### STATED GOAL
Show each line of the data below that has the string "program" in it.

* start RECORD EXTRACTS *

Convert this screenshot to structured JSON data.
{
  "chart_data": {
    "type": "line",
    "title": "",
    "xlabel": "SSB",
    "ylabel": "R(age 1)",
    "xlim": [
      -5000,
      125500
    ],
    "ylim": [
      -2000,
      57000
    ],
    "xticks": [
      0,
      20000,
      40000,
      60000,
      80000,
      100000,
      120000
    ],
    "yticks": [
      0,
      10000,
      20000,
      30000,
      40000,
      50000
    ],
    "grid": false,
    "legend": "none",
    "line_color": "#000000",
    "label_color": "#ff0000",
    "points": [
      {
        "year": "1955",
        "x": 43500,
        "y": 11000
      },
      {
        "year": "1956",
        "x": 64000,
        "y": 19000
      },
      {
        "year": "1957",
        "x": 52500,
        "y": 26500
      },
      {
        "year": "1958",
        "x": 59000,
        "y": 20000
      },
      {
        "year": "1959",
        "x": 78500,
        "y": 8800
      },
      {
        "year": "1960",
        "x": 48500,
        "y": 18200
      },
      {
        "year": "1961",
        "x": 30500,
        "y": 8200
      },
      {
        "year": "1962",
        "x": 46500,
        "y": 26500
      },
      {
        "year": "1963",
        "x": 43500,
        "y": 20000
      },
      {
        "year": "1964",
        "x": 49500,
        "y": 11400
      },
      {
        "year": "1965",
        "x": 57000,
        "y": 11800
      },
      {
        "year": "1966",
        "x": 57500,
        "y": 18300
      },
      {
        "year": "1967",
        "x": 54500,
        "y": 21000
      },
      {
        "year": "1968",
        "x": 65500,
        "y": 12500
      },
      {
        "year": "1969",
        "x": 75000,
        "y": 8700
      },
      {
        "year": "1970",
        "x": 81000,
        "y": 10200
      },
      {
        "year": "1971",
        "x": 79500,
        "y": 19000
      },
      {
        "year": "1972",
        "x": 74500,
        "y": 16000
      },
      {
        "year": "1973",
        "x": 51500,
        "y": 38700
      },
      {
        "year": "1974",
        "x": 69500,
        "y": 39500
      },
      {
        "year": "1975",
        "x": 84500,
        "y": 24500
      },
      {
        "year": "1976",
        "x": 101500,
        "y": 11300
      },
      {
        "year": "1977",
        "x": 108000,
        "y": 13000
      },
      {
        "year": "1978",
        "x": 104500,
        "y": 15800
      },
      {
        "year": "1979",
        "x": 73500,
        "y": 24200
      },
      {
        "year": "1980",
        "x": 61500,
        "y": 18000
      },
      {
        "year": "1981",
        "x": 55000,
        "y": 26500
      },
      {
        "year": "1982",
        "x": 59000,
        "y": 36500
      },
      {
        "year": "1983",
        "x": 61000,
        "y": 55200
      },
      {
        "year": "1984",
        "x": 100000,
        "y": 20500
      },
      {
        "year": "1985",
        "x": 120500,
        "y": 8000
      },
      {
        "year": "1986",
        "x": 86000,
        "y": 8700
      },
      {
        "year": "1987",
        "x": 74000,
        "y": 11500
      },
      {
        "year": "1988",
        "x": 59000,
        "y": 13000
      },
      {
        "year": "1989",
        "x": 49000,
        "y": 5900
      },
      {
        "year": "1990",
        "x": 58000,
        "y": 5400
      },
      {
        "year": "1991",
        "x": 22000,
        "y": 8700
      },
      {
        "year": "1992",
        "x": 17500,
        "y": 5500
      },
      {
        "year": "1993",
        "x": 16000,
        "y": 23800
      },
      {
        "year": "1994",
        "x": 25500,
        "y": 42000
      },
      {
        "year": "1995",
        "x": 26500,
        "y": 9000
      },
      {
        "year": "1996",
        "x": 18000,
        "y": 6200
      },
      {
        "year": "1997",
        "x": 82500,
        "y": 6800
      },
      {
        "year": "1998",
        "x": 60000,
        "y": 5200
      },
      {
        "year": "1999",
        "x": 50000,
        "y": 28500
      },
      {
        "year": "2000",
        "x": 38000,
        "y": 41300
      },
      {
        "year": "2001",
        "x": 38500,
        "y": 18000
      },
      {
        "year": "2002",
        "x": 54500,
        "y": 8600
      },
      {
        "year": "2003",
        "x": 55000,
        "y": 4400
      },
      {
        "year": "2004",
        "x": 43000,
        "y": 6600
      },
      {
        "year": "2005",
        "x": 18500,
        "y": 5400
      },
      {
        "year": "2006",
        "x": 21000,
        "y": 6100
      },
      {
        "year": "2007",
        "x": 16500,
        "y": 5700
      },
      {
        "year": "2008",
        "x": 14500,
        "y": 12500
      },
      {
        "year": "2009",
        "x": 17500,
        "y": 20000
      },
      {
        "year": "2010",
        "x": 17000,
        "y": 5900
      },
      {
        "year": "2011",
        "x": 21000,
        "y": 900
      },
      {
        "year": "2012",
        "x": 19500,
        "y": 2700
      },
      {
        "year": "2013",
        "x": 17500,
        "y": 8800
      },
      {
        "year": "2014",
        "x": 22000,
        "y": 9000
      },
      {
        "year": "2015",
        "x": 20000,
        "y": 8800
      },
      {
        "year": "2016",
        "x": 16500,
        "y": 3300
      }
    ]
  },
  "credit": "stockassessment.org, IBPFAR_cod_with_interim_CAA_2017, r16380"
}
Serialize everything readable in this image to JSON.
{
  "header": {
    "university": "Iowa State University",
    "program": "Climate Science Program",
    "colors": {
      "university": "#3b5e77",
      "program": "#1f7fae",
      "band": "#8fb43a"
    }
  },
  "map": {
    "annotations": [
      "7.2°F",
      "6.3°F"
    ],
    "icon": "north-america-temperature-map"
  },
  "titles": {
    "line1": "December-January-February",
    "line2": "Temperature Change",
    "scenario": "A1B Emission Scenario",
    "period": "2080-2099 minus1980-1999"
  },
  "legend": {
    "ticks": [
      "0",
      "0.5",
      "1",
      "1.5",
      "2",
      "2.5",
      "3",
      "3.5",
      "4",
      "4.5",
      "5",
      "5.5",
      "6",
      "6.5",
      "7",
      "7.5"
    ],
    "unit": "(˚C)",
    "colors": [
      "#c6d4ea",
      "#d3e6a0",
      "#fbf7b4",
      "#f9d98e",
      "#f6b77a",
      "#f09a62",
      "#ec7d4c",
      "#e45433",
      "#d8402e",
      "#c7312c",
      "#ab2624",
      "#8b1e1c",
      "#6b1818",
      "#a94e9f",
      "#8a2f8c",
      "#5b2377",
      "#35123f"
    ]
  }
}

* end RECORD EXTRACTS *

### THE SOLUTION
    "program": "Climate Science Program",
      "program": "#1f7fae",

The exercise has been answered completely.